### [TASK TO CARRY OUT]
The records below must be transcribed exactly. Do not include the pictures.

· · ·

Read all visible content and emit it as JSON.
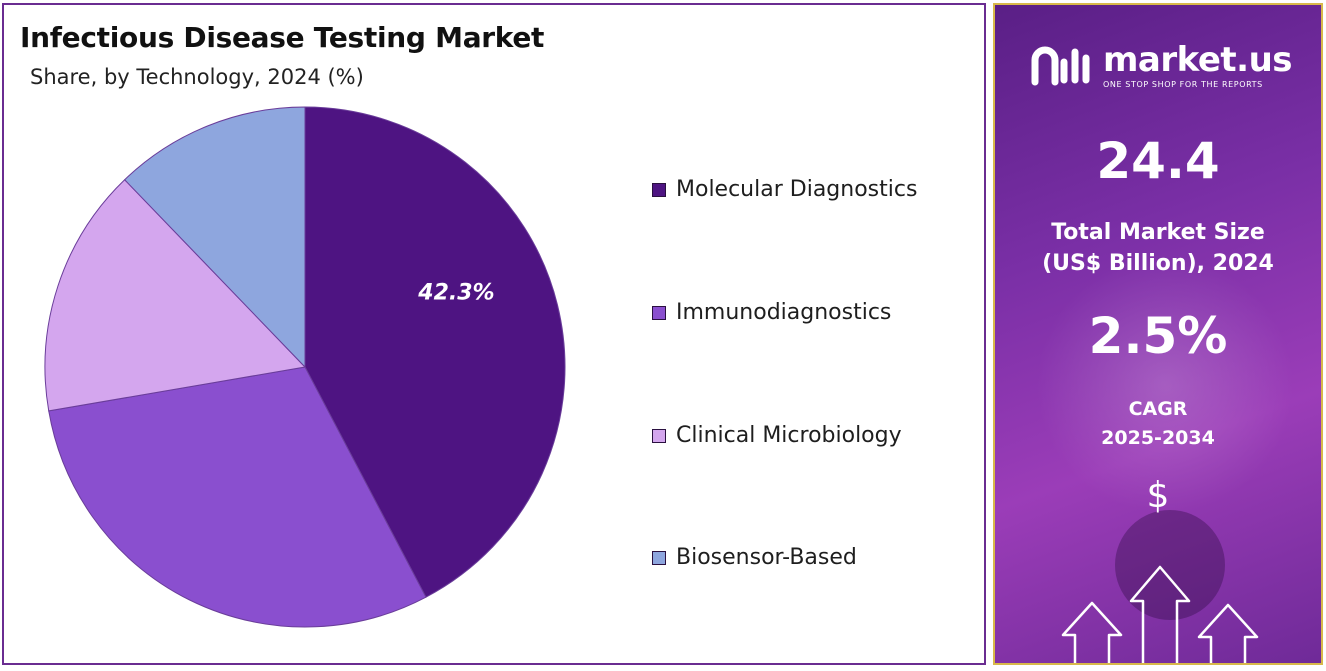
{
  "chart_data": {
    "type": "pie",
    "title": "Infectious Disease Testing Market",
    "subtitle": "Share, by Technology, 2024 (%)",
    "categories": [
      "Molecular Diagnostics",
      "Immunodiagnostics",
      "Clinical Microbiology",
      "Biosensor-Based"
    ],
    "values": [
      42.3,
      30.0,
      15.5,
      12.2
    ],
    "data_labels": [
      "42.3%",
      "",
      "",
      ""
    ],
    "colors": [
      "#4e1482",
      "#8a4fcf",
      "#d4a6ee",
      "#8ea6de"
    ],
    "legend_position": "right"
  },
  "panel": {
    "brand_name": "market.us",
    "brand_tagline": "ONE STOP SHOP FOR THE REPORTS",
    "market_size_value": "24.4",
    "market_size_label_line1": "Total Market Size",
    "market_size_label_line2": "(US$ Billion), 2024",
    "cagr_value": "2.5%",
    "cagr_label_line1": "CAGR",
    "cagr_label_line2": "2025-2034",
    "dollar_symbol": "$"
  }
}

· · ·

### [EXERCISE RESULT]
Read all visible content and emit it as JSON.
{
  "chart_data": {
    "type": "pie",
    "title": "Infectious Disease Testing Market",
    "subtitle": "Share, by Technology, 2024 (%)",
    "categories": [
      "Molecular Diagnostics",
      "Immunodiagnostics",
      "Clinical Microbiology",
      "Biosensor-Based"
    ],
    "values": [
      42.3,
      30.0,
      15.5,
      12.2
    ],
    "data_labels": [
      "42.3%",
      "",
      "",
      ""
    ],
    "colors": [
      "#4e1482",
      "#8a4fcf",
      "#d4a6ee",
      "#8ea6de"
    ],
    "legend_position": "right"
  },
  "panel": {
    "brand_name": "market.us",
    "brand_tagline": "ONE STOP SHOP FOR THE REPORTS",
    "market_size_value": "24.4",
    "market_size_label_line1": "Total Market Size",
    "market_size_label_line2": "(US$ Billion), 2024",
    "cagr_value": "2.5%",
    "cagr_label_line1": "CAGR",
    "cagr_label_line2": "2025-2034",
    "dollar_symbol": "$"
  }
}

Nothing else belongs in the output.